**Stated task**
Reproduce every line of the records below without altering a single character.

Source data
________________
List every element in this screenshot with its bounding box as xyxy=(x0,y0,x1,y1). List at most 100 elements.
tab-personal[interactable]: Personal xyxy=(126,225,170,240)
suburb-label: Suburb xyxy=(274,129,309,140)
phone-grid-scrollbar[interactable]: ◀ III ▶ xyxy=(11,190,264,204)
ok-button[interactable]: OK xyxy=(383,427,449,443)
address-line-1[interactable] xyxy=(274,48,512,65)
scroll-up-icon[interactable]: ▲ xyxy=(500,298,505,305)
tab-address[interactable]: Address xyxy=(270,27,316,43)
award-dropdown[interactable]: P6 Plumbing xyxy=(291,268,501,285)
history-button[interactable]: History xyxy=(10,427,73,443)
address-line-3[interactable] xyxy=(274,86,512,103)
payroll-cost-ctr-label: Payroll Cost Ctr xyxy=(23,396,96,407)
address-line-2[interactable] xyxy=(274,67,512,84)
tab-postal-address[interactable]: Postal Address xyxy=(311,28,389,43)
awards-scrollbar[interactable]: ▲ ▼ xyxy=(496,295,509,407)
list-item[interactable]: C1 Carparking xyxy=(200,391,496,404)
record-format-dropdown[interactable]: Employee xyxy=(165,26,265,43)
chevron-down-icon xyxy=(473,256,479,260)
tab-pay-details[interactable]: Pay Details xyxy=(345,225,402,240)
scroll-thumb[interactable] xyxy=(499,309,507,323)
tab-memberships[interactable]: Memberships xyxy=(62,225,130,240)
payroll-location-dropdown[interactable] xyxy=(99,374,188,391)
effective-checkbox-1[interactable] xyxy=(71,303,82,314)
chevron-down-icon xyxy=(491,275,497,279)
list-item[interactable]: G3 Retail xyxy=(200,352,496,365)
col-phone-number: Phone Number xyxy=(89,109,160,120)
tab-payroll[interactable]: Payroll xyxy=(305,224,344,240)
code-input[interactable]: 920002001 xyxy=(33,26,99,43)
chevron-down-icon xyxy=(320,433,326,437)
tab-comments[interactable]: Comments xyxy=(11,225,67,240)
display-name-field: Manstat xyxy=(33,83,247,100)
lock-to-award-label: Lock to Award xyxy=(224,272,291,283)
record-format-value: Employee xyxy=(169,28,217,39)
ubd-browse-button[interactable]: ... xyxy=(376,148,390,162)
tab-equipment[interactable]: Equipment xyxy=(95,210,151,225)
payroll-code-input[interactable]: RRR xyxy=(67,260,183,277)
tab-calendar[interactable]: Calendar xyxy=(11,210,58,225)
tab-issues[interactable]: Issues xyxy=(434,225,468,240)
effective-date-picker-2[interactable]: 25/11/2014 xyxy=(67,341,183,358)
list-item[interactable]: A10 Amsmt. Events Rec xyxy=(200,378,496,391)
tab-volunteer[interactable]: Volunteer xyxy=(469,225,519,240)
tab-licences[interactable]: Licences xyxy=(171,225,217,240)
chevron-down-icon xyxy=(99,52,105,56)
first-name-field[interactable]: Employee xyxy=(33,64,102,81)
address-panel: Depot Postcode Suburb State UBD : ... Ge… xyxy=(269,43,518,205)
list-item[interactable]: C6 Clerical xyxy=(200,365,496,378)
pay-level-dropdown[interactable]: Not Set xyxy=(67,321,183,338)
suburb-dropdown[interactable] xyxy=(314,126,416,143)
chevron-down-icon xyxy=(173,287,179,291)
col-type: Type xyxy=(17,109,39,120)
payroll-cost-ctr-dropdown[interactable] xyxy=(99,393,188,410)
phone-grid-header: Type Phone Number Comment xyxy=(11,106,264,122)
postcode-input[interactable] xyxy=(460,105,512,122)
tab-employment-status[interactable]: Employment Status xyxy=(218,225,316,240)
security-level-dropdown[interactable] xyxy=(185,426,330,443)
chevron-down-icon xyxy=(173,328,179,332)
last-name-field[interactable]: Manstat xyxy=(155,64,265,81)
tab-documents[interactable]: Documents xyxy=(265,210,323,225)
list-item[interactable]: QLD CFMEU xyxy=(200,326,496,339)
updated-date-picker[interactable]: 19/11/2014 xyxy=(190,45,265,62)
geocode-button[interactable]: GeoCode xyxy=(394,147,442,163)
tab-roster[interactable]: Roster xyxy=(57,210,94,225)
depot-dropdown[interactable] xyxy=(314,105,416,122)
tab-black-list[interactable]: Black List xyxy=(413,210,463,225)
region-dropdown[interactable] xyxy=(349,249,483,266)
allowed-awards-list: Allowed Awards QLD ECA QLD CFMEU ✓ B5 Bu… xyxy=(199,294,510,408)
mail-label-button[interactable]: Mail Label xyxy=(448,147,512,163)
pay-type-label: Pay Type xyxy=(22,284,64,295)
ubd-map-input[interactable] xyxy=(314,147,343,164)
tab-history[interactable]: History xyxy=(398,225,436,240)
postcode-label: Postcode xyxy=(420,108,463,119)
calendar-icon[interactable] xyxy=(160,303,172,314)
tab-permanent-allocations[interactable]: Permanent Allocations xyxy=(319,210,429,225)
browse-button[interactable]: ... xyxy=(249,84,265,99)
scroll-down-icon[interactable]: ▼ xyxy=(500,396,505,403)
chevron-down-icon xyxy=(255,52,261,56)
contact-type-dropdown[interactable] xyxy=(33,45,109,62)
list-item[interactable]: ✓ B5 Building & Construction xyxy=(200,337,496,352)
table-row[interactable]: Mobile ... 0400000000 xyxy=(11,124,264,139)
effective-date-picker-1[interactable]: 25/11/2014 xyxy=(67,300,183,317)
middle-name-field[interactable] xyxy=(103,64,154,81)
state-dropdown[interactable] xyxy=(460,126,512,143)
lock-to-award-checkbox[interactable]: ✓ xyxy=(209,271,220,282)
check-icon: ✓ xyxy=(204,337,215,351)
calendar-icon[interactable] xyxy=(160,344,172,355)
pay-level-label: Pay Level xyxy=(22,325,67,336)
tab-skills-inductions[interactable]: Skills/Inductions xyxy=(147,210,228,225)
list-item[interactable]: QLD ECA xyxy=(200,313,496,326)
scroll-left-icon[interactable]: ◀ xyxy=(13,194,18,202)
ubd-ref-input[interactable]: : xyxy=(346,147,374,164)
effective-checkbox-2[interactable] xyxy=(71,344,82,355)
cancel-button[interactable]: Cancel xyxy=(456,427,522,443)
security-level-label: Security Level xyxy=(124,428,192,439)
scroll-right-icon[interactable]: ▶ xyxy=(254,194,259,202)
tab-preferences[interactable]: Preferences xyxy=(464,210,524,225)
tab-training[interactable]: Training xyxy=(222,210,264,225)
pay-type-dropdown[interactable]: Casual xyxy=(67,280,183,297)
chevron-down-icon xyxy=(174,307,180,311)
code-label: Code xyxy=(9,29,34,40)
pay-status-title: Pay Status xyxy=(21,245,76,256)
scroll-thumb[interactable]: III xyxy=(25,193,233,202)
________________
**Solved exercise**
List every element in this screenshot with its bounding box as xyxy=(x0,y0,x1,y1). List at most 100 elements.
tab-personal[interactable]: Personal xyxy=(126,225,170,240)
suburb-label: Suburb xyxy=(274,129,309,140)
phone-grid-scrollbar[interactable]: ◀ III ▶ xyxy=(11,190,264,204)
ok-button[interactable]: OK xyxy=(383,427,449,443)
address-line-1[interactable] xyxy=(274,48,512,65)
scroll-up-icon[interactable]: ▲ xyxy=(500,298,505,305)
tab-address[interactable]: Address xyxy=(270,27,316,43)
award-dropdown[interactable]: P6 Plumbing xyxy=(291,268,501,285)
history-button[interactable]: History xyxy=(10,427,73,443)
address-line-3[interactable] xyxy=(274,86,512,103)
payroll-cost-ctr-label: Payroll Cost Ctr xyxy=(23,396,96,407)
address-line-2[interactable] xyxy=(274,67,512,84)
tab-postal-address[interactable]: Postal Address xyxy=(311,28,389,43)
awards-scrollbar[interactable]: ▲ ▼ xyxy=(496,295,509,407)
list-item[interactable]: C1 Carparking xyxy=(200,391,496,404)
record-format-dropdown[interactable]: Employee xyxy=(165,26,265,43)
chevron-down-icon xyxy=(473,256,479,260)
tab-pay-details[interactable]: Pay Details xyxy=(345,225,402,240)
scroll-thumb[interactable] xyxy=(499,309,507,323)
tab-memberships[interactable]: Memberships xyxy=(62,225,130,240)
payroll-location-dropdown[interactable] xyxy=(99,374,188,391)
effective-checkbox-1[interactable] xyxy=(71,303,82,314)
chevron-down-icon xyxy=(491,275,497,279)
list-item[interactable]: G3 Retail xyxy=(200,352,496,365)
col-phone-number: Phone Number xyxy=(89,109,160,120)
tab-payroll[interactable]: Payroll xyxy=(305,224,344,240)
code-input[interactable]: 920002001 xyxy=(33,26,99,43)
chevron-down-icon xyxy=(320,433,326,437)
tab-comments[interactable]: Comments xyxy=(11,225,67,240)
display-name-field: Manstat xyxy=(33,83,247,100)
lock-to-award-label: Lock to Award xyxy=(224,272,291,283)
record-format-value: Employee xyxy=(169,28,217,39)
ubd-browse-button[interactable]: ... xyxy=(376,148,390,162)
tab-equipment[interactable]: Equipment xyxy=(95,210,151,225)
payroll-code-input[interactable]: RRR xyxy=(67,260,183,277)
tab-calendar[interactable]: Calendar xyxy=(11,210,58,225)
tab-issues[interactable]: Issues xyxy=(434,225,468,240)
effective-date-picker-2[interactable]: 25/11/2014 xyxy=(67,341,183,358)
list-item[interactable]: A10 Amsmt. Events Rec xyxy=(200,378,496,391)
tab-volunteer[interactable]: Volunteer xyxy=(469,225,519,240)
tab-licences[interactable]: Licences xyxy=(171,225,217,240)
chevron-down-icon xyxy=(99,52,105,56)
first-name-field[interactable]: Employee xyxy=(33,64,102,81)
address-panel: Depot Postcode Suburb State UBD : ... Ge… xyxy=(269,43,518,205)
list-item[interactable]: C6 Clerical xyxy=(200,365,496,378)
pay-level-dropdown[interactable]: Not Set xyxy=(67,321,183,338)
suburb-dropdown[interactable] xyxy=(314,126,416,143)
chevron-down-icon xyxy=(173,287,179,291)
col-type: Type xyxy=(17,109,39,120)
payroll-cost-ctr-dropdown[interactable] xyxy=(99,393,188,410)
phone-grid-header: Type Phone Number Comment xyxy=(11,106,264,122)
postcode-input[interactable] xyxy=(460,105,512,122)
tab-employment-status[interactable]: Employment Status xyxy=(218,225,316,240)
security-level-dropdown[interactable] xyxy=(185,426,330,443)
chevron-down-icon xyxy=(173,328,179,332)
last-name-field[interactable]: Manstat xyxy=(155,64,265,81)
tab-documents[interactable]: Documents xyxy=(265,210,323,225)
list-item[interactable]: QLD CFMEU xyxy=(200,326,496,339)
updated-date-picker[interactable]: 19/11/2014 xyxy=(190,45,265,62)
geocode-button[interactable]: GeoCode xyxy=(394,147,442,163)
tab-roster[interactable]: Roster xyxy=(57,210,94,225)
depot-dropdown[interactable] xyxy=(314,105,416,122)
tab-black-list[interactable]: Black List xyxy=(413,210,463,225)
region-dropdown[interactable] xyxy=(349,249,483,266)
allowed-awards-list: Allowed Awards QLD ECA QLD CFMEU ✓ B5 Bu… xyxy=(199,294,510,408)
mail-label-button[interactable]: Mail Label xyxy=(448,147,512,163)
pay-type-label: Pay Type xyxy=(22,284,64,295)
ubd-map-input[interactable] xyxy=(314,147,343,164)
tab-history[interactable]: History xyxy=(398,225,436,240)
postcode-label: Postcode xyxy=(420,108,463,119)
calendar-icon[interactable] xyxy=(160,303,172,314)
tab-permanent-allocations[interactable]: Permanent Allocations xyxy=(319,210,429,225)
browse-button[interactable]: ... xyxy=(249,84,265,99)
scroll-down-icon[interactable]: ▼ xyxy=(500,396,505,403)
chevron-down-icon xyxy=(255,52,261,56)
contact-type-dropdown[interactable] xyxy=(33,45,109,62)
list-item[interactable]: ✓ B5 Building & Construction xyxy=(200,337,496,352)
table-row[interactable]: Mobile ... 0400000000 xyxy=(11,124,264,139)
effective-date-picker-1[interactable]: 25/11/2014 xyxy=(67,300,183,317)
middle-name-field[interactable] xyxy=(103,64,154,81)
state-dropdown[interactable] xyxy=(460,126,512,143)
lock-to-award-checkbox[interactable]: ✓ xyxy=(209,271,220,282)
check-icon: ✓ xyxy=(204,337,215,351)
calendar-icon[interactable] xyxy=(160,344,172,355)
pay-level-label: Pay Level xyxy=(22,325,67,336)
tab-skills-inductions[interactable]: Skills/Inductions xyxy=(147,210,228,225)
list-item[interactable]: QLD ECA xyxy=(200,313,496,326)
scroll-left-icon[interactable]: ◀ xyxy=(13,194,18,202)
ubd-ref-input[interactable]: : xyxy=(346,147,374,164)
effective-checkbox-2[interactable] xyxy=(71,344,82,355)
cancel-button[interactable]: Cancel xyxy=(456,427,522,443)
security-level-label: Security Level xyxy=(124,428,192,439)
scroll-right-icon[interactable]: ▶ xyxy=(254,194,259,202)
tab-preferences[interactable]: Preferences xyxy=(464,210,524,225)
tab-training[interactable]: Training xyxy=(222,210,264,225)
pay-type-dropdown[interactable]: Casual xyxy=(67,280,183,297)
chevron-down-icon xyxy=(174,307,180,311)
code-label: Code xyxy=(9,29,34,40)
pay-status-title: Pay Status xyxy=(21,245,76,256)
scroll-thumb[interactable]: III xyxy=(25,193,233,202)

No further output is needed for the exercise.